DIRECTIVE: Sort through the data and copy the lines holding the word "mencionado".

(Stored records)
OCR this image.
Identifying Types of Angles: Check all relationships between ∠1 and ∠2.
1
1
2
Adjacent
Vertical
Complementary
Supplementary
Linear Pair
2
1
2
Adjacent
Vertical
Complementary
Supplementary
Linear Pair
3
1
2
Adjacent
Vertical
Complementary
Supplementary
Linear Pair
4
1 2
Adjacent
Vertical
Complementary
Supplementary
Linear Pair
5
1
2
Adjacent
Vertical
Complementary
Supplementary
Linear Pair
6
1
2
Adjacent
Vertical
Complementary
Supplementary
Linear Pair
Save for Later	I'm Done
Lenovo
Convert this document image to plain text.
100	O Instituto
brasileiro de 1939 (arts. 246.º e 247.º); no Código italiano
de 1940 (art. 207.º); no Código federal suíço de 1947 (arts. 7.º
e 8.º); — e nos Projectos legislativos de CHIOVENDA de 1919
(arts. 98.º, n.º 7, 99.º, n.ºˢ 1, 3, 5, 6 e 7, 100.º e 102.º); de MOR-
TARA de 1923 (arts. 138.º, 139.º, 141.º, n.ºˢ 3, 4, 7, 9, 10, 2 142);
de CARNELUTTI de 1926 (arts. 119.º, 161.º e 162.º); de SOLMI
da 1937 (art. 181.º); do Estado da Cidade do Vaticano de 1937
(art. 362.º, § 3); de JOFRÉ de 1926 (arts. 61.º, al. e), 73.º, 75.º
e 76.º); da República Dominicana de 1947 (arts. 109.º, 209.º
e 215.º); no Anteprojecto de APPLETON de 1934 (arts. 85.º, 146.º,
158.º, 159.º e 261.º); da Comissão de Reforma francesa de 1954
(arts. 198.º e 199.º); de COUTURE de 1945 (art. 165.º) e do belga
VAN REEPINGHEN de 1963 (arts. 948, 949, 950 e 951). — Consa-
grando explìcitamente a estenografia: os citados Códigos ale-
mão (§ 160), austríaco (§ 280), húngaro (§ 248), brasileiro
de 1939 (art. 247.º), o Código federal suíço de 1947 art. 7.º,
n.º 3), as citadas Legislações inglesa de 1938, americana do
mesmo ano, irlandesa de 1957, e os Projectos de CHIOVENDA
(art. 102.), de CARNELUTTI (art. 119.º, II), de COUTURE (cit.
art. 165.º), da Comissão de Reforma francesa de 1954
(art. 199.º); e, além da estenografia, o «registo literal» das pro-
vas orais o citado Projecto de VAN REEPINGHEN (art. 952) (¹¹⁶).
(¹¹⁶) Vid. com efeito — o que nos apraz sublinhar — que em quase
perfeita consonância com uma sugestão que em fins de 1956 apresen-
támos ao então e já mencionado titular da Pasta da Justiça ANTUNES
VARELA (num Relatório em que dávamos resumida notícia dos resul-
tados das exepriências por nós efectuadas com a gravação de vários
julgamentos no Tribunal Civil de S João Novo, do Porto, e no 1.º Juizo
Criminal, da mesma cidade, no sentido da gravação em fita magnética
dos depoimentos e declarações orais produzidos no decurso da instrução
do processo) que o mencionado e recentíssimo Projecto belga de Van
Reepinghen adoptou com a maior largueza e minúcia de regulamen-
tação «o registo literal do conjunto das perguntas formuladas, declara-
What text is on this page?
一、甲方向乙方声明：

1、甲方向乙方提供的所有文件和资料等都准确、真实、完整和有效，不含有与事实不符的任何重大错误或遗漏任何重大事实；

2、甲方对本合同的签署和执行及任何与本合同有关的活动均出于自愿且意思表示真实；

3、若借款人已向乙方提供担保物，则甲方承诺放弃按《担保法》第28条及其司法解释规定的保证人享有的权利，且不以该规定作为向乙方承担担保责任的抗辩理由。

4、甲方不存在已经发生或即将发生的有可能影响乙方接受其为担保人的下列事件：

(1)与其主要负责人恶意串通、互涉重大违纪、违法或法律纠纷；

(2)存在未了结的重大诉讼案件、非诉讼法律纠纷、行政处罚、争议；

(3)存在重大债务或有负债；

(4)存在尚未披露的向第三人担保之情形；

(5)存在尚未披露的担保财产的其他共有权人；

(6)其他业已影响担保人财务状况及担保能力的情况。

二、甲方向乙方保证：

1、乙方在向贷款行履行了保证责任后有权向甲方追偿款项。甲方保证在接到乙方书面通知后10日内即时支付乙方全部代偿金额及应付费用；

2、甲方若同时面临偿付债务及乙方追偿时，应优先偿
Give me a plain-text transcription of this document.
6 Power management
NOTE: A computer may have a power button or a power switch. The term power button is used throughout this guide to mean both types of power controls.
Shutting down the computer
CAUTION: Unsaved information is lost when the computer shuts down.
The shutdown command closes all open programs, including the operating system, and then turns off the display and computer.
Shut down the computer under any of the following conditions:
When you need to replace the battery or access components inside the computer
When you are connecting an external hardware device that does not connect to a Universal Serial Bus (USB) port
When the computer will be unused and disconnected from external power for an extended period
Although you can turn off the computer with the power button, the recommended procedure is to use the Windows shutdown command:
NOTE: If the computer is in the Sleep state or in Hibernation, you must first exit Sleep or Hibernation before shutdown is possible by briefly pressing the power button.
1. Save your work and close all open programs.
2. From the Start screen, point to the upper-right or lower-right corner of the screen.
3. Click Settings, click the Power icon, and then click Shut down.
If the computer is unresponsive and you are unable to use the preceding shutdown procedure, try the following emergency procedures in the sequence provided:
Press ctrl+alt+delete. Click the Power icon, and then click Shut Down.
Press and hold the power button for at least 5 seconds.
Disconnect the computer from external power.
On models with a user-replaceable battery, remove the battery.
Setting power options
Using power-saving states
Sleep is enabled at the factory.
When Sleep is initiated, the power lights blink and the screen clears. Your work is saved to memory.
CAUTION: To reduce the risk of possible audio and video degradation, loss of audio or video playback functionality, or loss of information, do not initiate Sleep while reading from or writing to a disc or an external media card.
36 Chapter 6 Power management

ANSWER TO THIS EXERCISE:
támos ao então e já mencionado titular da Pasta da Justiça ANTUNES
do processo) que o mencionado e recentíssimo Projecto belga de Van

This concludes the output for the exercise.